Material for this task:
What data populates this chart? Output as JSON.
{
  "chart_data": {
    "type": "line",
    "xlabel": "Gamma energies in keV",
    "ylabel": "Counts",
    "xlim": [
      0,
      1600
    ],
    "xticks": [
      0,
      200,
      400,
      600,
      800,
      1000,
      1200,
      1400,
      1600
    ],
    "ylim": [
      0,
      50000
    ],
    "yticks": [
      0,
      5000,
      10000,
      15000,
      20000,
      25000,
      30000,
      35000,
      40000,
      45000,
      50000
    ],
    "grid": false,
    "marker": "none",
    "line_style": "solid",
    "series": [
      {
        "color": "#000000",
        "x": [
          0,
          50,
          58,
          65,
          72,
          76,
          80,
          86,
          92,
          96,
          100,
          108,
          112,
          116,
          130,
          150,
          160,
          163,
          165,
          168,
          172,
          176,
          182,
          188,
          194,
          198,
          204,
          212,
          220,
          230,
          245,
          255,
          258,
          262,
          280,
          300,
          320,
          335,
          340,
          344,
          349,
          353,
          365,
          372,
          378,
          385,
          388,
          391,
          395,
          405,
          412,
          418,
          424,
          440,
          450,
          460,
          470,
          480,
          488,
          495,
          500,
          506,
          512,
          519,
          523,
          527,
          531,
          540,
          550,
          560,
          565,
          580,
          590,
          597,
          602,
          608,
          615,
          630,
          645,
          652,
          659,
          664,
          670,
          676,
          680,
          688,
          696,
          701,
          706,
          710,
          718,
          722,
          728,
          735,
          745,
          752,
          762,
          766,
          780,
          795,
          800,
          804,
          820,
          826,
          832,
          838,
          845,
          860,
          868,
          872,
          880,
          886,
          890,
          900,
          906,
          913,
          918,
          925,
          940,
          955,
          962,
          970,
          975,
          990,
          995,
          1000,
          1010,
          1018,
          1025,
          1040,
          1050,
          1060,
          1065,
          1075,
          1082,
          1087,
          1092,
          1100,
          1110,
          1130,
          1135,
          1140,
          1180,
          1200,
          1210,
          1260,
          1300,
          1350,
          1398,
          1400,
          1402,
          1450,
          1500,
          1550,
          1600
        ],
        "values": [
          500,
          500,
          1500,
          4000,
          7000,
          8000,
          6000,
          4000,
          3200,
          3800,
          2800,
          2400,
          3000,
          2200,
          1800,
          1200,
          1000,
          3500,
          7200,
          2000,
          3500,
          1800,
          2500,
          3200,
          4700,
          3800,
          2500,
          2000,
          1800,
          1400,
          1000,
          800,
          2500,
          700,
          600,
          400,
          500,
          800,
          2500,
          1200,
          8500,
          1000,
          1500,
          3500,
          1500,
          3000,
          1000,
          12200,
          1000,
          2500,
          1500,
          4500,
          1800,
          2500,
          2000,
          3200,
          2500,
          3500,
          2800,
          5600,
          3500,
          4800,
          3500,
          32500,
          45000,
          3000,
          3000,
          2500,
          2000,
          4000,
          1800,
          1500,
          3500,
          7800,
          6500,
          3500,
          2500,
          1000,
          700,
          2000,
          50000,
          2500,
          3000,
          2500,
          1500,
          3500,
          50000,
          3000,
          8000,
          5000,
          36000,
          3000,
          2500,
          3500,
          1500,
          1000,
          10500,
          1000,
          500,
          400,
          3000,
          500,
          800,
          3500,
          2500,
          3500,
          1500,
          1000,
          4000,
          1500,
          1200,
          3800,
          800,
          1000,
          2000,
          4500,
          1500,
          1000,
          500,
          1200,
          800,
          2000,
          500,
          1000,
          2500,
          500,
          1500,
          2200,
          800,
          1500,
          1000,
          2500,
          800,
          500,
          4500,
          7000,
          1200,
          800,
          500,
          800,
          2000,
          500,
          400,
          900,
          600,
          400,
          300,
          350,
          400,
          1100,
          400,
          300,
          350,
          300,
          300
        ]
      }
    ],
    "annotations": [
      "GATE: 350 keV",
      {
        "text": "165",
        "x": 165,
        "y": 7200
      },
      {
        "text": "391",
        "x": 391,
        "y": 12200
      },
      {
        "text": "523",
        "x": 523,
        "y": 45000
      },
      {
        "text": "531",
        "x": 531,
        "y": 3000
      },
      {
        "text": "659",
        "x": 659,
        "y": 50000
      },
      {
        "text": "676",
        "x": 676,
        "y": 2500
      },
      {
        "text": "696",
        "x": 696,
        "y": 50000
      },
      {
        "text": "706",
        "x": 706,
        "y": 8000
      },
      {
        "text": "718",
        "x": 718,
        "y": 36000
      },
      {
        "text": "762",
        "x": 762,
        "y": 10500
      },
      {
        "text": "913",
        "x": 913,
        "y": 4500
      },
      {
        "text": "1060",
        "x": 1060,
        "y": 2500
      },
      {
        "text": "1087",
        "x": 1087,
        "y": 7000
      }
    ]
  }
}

The task: Nothing in the data may differ; print all of it exactly as written.

Correct response:
What data populates this chart? Output as JSON.
{
  "chart_data": {
    "type": "line",
    "xlabel": "Gamma energies in keV",
    "ylabel": "Counts",
    "xlim": [
      0,
      1600
    ],
    "xticks": [
      0,
      200,
      400,
      600,
      800,
      1000,
      1200,
      1400,
      1600
    ],
    "ylim": [
      0,
      50000
    ],
    "yticks": [
      0,
      5000,
      10000,
      15000,
      20000,
      25000,
      30000,
      35000,
      40000,
      45000,
      50000
    ],
    "grid": false,
    "marker": "none",
    "line_style": "solid",
    "series": [
      {
        "color": "#000000",
        "x": [
          0,
          50,
          58,
          65,
          72,
          76,
          80,
          86,
          92,
          96,
          100,
          108,
          112,
          116,
          130,
          150,
          160,
          163,
          165,
          168,
          172,
          176,
          182,
          188,
          194,
          198,
          204,
          212,
          220,
          230,
          245,
          255,
          258,
          262,
          280,
          300,
          320,
          335,
          340,
          344,
          349,
          353,
          365,
          372,
          378,
          385,
          388,
          391,
          395,
          405,
          412,
          418,
          424,
          440,
          450,
          460,
          470,
          480,
          488,
          495,
          500,
          506,
          512,
          519,
          523,
          527,
          531,
          540,
          550,
          560,
          565,
          580,
          590,
          597,
          602,
          608,
          615,
          630,
          645,
          652,
          659,
          664,
          670,
          676,
          680,
          688,
          696,
          701,
          706,
          710,
          718,
          722,
          728,
          735,
          745,
          752,
          762,
          766,
          780,
          795,
          800,
          804,
          820,
          826,
          832,
          838,
          845,
          860,
          868,
          872,
          880,
          886,
          890,
          900,
          906,
          913,
          918,
          925,
          940,
          955,
          962,
          970,
          975,
          990,
          995,
          1000,
          1010,
          1018,
          1025,
          1040,
          1050,
          1060,
          1065,
          1075,
          1082,
          1087,
          1092,
          1100,
          1110,
          1130,
          1135,
          1140,
          1180,
          1200,
          1210,
          1260,
          1300,
          1350,
          1398,
          1400,
          1402,
          1450,
          1500,
          1550,
          1600
        ],
        "values": [
          500,
          500,
          1500,
          4000,
          7000,
          8000,
          6000,
          4000,
          3200,
          3800,
          2800,
          2400,
          3000,
          2200,
          1800,
          1200,
          1000,
          3500,
          7200,
          2000,
          3500,
          1800,
          2500,
          3200,
          4700,
          3800,
          2500,
          2000,
          1800,
          1400,
          1000,
          800,
          2500,
          700,
          600,
          400,
          500,
          800,
          2500,
          1200,
          8500,
          1000,
          1500,
          3500,
          1500,
          3000,
          1000,
          12200,
          1000,
          2500,
          1500,
          4500,
          1800,
          2500,
          2000,
          3200,
          2500,
          3500,
          2800,
          5600,
          3500,
          4800,
          3500,
          32500,
          45000,
          3000,
          3000,
          2500,
          2000,
          4000,
          1800,
          1500,
          3500,
          7800,
          6500,
          3500,
          2500,
          1000,
          700,
          2000,
          50000,
          2500,
          3000,
          2500,
          1500,
          3500,
          50000,
          3000,
          8000,
          5000,
          36000,
          3000,
          2500,
          3500,
          1500,
          1000,
          10500,
          1000,
          500,
          400,
          3000,
          500,
          800,
          3500,
          2500,
          3500,
          1500,
          1000,
          4000,
          1500,
          1200,
          3800,
          800,
          1000,
          2000,
          4500,
          1500,
          1000,
          500,
          1200,
          800,
          2000,
          500,
          1000,
          2500,
          500,
          1500,
          2200,
          800,
          1500,
          1000,
          2500,
          800,
          500,
          4500,
          7000,
          1200,
          800,
          500,
          800,
          2000,
          500,
          400,
          900,
          600,
          400,
          300,
          350,
          400,
          1100,
          400,
          300,
          350,
          300,
          300
        ]
      }
    ],
    "annotations": [
      "GATE: 350 keV",
      {
        "text": "165",
        "x": 165,
        "y": 7200
      },
      {
        "text": "391",
        "x": 391,
        "y": 12200
      },
      {
        "text": "523",
        "x": 523,
        "y": 45000
      },
      {
        "text": "531",
        "x": 531,
        "y": 3000
      },
      {
        "text": "659",
        "x": 659,
        "y": 50000
      },
      {
        "text": "676",
        "x": 676,
        "y": 2500
      },
      {
        "text": "696",
        "x": 696,
        "y": 50000
      },
      {
        "text": "706",
        "x": 706,
        "y": 8000
      },
      {
        "text": "718",
        "x": 718,
        "y": 36000
      },
      {
        "text": "762",
        "x": 762,
        "y": 10500
      },
      {
        "text": "913",
        "x": 913,
        "y": 4500
      },
      {
        "text": "1060",
        "x": 1060,
        "y": 2500
      },
      {
        "text": "1087",
        "x": 1087,
        "y": 7000
      }
    ]
  }
}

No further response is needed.